=== Task directions ===
What lines of the data include the string "sina"? Copy them all.

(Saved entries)
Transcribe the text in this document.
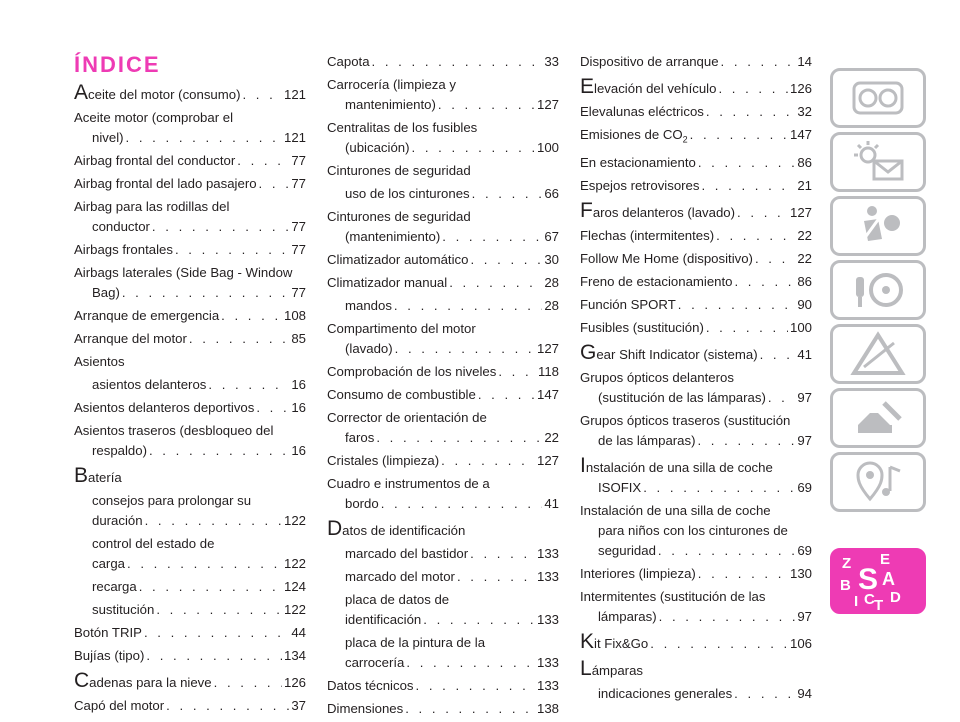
ÍNDICE
Aceite del motor (consumo) . . .	121
Aceite motor (comprobar el
nivel) . . .	121
Airbag frontal del conductor . . .	77
Airbag frontal del lado pasajero . . .	77
Airbag para las rodillas del
conductor . . .	77
Airbags frontales . . .	77
Airbags laterales (Side Bag - Window
Bag) . . .	77
Arranque de emergencia . . .	108
Arranque del motor . . .	85
Asientos
asientos delanteros . . .	16
Asientos delanteros deportivos . . .	16
Asientos traseros (desbloqueo del
respaldo) . . .	16
Batería
consejos para prolongar su
duración . . .	122
control del estado de
carga . . .	122
recarga . . .	124
sustitución . . .	122
Botón TRIP . . .	44
Bujías (tipo) . . .	134
Cadenas para la nieve . . .	126
Capó del motor . . .	37
Capota . . .	33
Carrocería (limpieza y
mantenimiento) . . .	127
Centralitas de los fusibles
(ubicación) . . .	100
Cinturones de seguridad
uso de los cinturones . . .	66
Cinturones de seguridad
(mantenimiento) . . .	67
Climatizador automático . . .	30
Climatizador manual . . .	28
mandos . . .	28
Compartimento del motor
(lavado) . . .	127
Comprobación de los niveles . . .	118
Consumo de combustible . . .	147
Corrector de orientación de
faros . . .	22
Cristales (limpieza) . . .	127
Cuadro e instrumentos de a
bordo . . .	41
Datos de identificación
marcado del bastidor . . .	133
marcado del motor . . .	133
placa de datos de
identificación . . .	133
placa de la pintura de la
carrocería . . .	133
Datos técnicos . . .	133
Dimensiones . . .	138
Dispositivo de arranque . . .	14
Elevación del vehículo . . .	126
Elevalunas eléctricos . . .	32
Emisiones de $CO_2$ . . .	147
En estacionamiento . . .	86
Espejos retrovisores . . .	21
Faros delanteros (lavado) . . .	127
Flechas (intermitentes) . . .	22
Follow Me Home (dispositivo) . . .	22
Freno de estacionamiento . . .	86
Función SPORT . . .	90
Fusibles (sustitución) . . .	100
Gear Shift Indicator (sistema) . . .	41
Grupos ópticos delanteros
(sustitución de las lámparas) . . . 97
Grupos ópticos traseros (sustitución
de las lámparas) . . .	97
Instalación de una silla de coche
ISOFIX . . .	69
Instalación de una silla de coche
para niños con los cinturones de
seguridad . . .	69
Interiores (limpieza) . . .	130
Intermitentes (sustitución de las
lámparas) . . .	97
Kit Fix&Go . . .	106
Lámparas
indicaciones generales . . .	94
Z E
B S A
I C T D
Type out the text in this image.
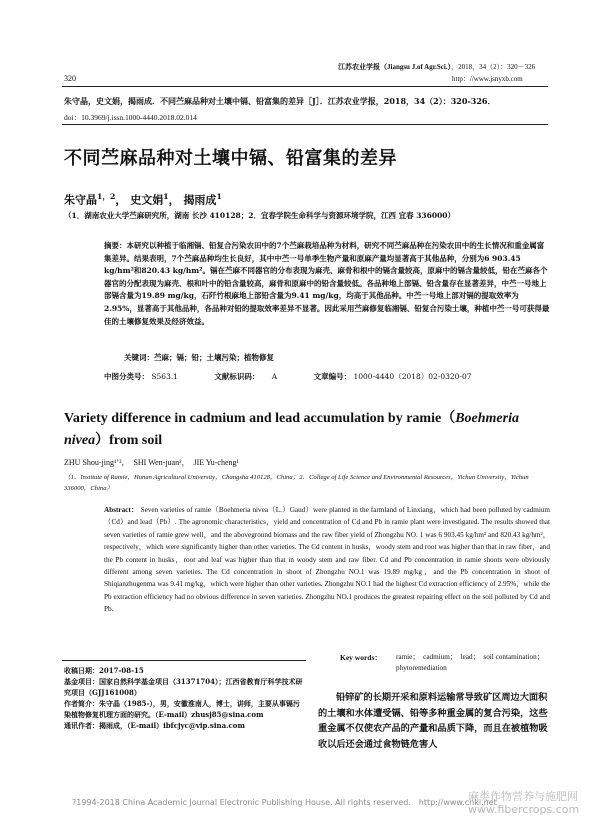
320
江苏农业学报（Jiangsu J.of Agr.Sci.），2018，34（2）：320－326
http：//www.jsnyxb.com
朱守晶，史文娟，揭雨成．不同苎麻品种对土壤中镉、铅富集的差异［J］．江苏农业学报，2018，34（2）：320-326．
doi：10.3969/j.issn.1000-4440.2018.02.014
不同苎麻品种对土壤中镉、铅富集的差异
朱守晶$^{1,2}$， 史文娟$^1$， 揭雨成$^1$
（1．湖南农业大学苎麻研究所，湖南 长沙 410128；2．宜春学院生命科学与资源环境学院，江西 宜春 336000）
摘要：本研究以种植于临湘镉、铅复合污染农田中的7个苎麻栽培品种为材料，研究不同苎麻品种在污染农田中的生长情况和重金属富集差异。结果表明，7个苎麻品种均生长良好，其中中苎一号单季生物产量和原麻产量均显著高于其他品种，分别为6 903.45 kg/hm²和820.43 kg/hm²。镉在苎麻不同器官的分布表现为麻壳、麻骨和根中的镉含量较高，原麻中的镉含量较低，铅在苎麻各个器官的分配表现为麻壳、根和叶中的铅含量较高，麻骨和原麻中的铅含量较低。各品种地上部镉、铅含量存在显著差异，中苎一号地上部镉含量为19.89 mg/kg，石阡竹根麻地上部铅含量为9.41 mg/kg，均高于其他品种。中苎一号地上部对镉的提取效率为2.95%，显著高于其他品种，各品种对铅的提取效率差异不显著。因此采用苎麻修复临湘镉、铅复合污染土壤，种植中苎一号可获得最佳的土壤修复效果及经济效益。
关键词：苎麻；镉；铅；土壤污染；植物修复
中图分类号： S563.1	文献标识码： A	文章编号： 1000-4440（2018）02-0320-07
Variety difference in cadmium and lead accumulation by ramie（Boehmeria nivea）from soil
ZHU Shou-jing¹ʼ²，　SHI Wen-juan²，　JIE Yu-cheng¹
（1．Institute of Ramie，Hunan Agricultural University，Changsha 410128，China；2．College of Life Science and Environmental Resources，Yichun University，Yichun 336000，China）
Abstract： Seven varieties of ramie（Boehmeria nivea（L.）Gaud）were planted in the farmland of Linxiang，which had been polluted by cadmium（Cd）and lead（Pb）. The agronomic characteristics，yield and concentration of Cd and Pb in ramie plant were investigated. The results showed that seven varieties of ramie grew well，and the aboveground biomass and the raw fiber yield of Zhongzhu NO. 1 was 6 903.45 kg/hm² and 820.43 kg/hm²，respectively，which were significantly higher than other varieties. The Cd content in husks，woody stem and root was higher than that in raw fiber，and the Pb content in husks，root and leaf was higher than that in woody stem and raw fiber. Cd and Pb concentration in ramie shoots were obviously different among seven varieties. The Cd concentration in shoot of Zhongzhu NO.1 was 19.89 mg/kg，and the Pb concentration in shoot of Shiqianzhugenma was 9.41 mg/kg，which were higher than other varieties. Zhongzhu NO.1 had the highest Cd extraction efficiency of 2.95%，while the Pb extraction efficiency had no obvious difference in seven varieties. Zhongzhu NO.1 produces the greatest repairing effect on the soil polluted by Cd and Pb.
Key words： ramie；　cadmium；　lead；　soil contamination；　phytoremediation
收稿日期：2017-08-15
基金项目：国家自然科学基金项目（31371704）；江西省教育厅科学技术研究项目（GJJ161008）
作者简介：朱守晶（1985-），男，安徽淮南人，博士，讲师，主要从事镉污染植物修复机理方面的研究。（E-mail）zhusj85@sina.com
通讯作者：揭雨成，（E-mail）ibfcjyc@vip.sina.com
铅锌矿的长期开采和原料运输常导致矿区周边大面积的土壤和水体遭受镉、铅等多种重金属的复合污染，这些重金属不仅使农产品的产量和品质下降，而且在被植物吸收以后还会通过食物链危害人
?1994-2018 China Academic Journal Electronic Publishing House. All rights reserved.　http://www.cnki.net
麻类作物营养与施肥网
www.fibercrops.com
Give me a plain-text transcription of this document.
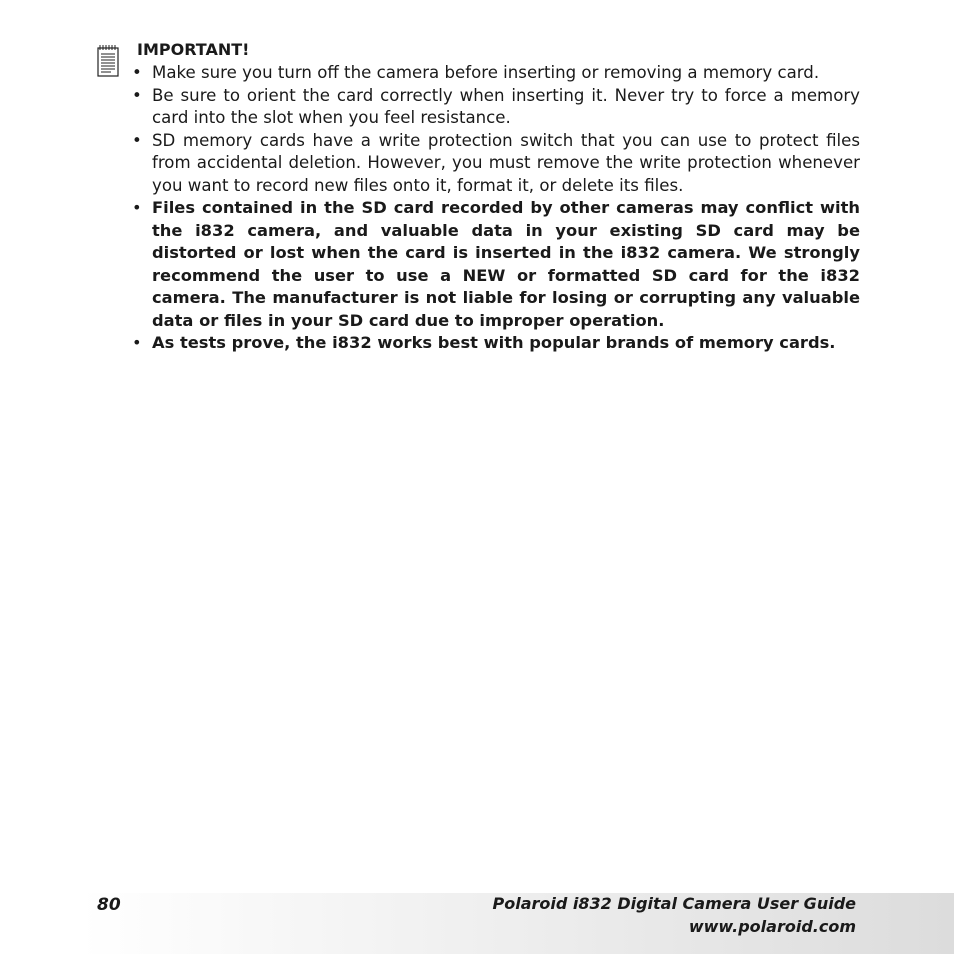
IMPORTANT!
• Make sure you turn off the camera before inserting or removing a memory card.
• Be sure to orient the card correctly when inserting it. Never try to force a memory card into the slot when you feel resistance.
• SD memory cards have a write protection switch that you can use to protect files from accidental deletion. However, you must remove the write protection whenever you want to record new files onto it, format it, or delete its files.
• Files contained in the SD card recorded by other cameras may conflict with the i832 camera, and valuable data in your existing SD card may be distorted or lost when the card is inserted in the i832 camera. We strongly recommend the user to use a NEW or formatted SD card for the i832 camera. The manufacturer is not liable for losing or corrupting any valuable data or files in your SD card due to improper operation.
• As tests prove, the i832 works best with popular brands of memory cards.
80	Polaroid i832 Digital Camera User Guide
www.polaroid.com
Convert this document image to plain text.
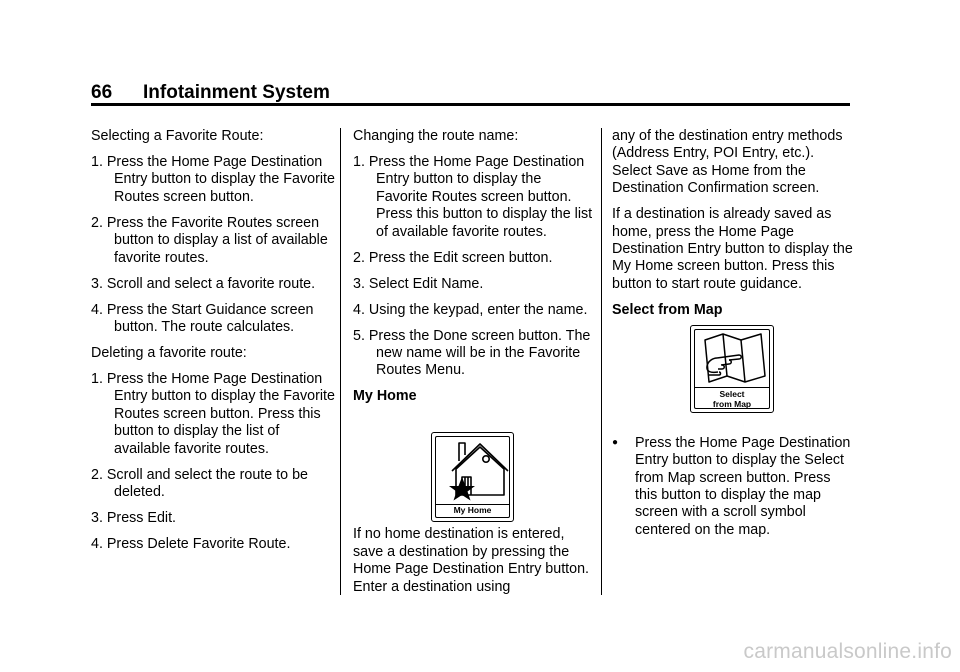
66 Infotainment System

Selecting a Favorite Route:

1. Press the Home Page Destination Entry button to display the Favorite Routes screen button.
2. Press the Favorite Routes screen button to display a list of available favorite routes.
3. Scroll and select a favorite route.
4. Press the Start Guidance screen button. The route calculates.

Deleting a favorite route:

1. Press the Home Page Destination Entry button to display the Favorite Routes screen button. Press this button to display the list of available favorite routes.
2. Scroll and select the route to be deleted.
3. Press Edit.
4. Press Delete Favorite Route.

Changing the route name:

1. Press the Home Page Destination Entry button to display the Favorite Routes screen button. Press this button to display the list of available favorite routes.
2. Press the Edit screen button.
3. Select Edit Name.
4. Using the keypad, enter the name.
5. Press the Done screen button. The new name will be in the Favorite Routes Menu.
My Home

If no home destination is entered, save a destination by pressing the Home Page Destination Entry button. Enter a destination using

My Home

any of the destination entry methods (Address Entry, POI Entry, etc.). Select Save as Home from the Destination Confirmation screen.

If a destination is already saved as home, press the Home Page Destination Entry button to display the My Home screen button. Press this button to start route guidance.

Select from Map
● Press the Home Page Destination Entry button to display the Select from Map screen button. Press this button to display the map screen with a scroll symbol centered on the map.
Select
from Map
carmanualsonline.info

=== Response to this exercise ===
作者简介：朱守晶（1985-），男，安徽淮南人，博士，讲师，主要从事镉污染植物修复机理方面的研究。（E-mail）zhusj85@sina.com
通讯作者：揭雨成，（E-mail）ibfcjyc@vip.sina.com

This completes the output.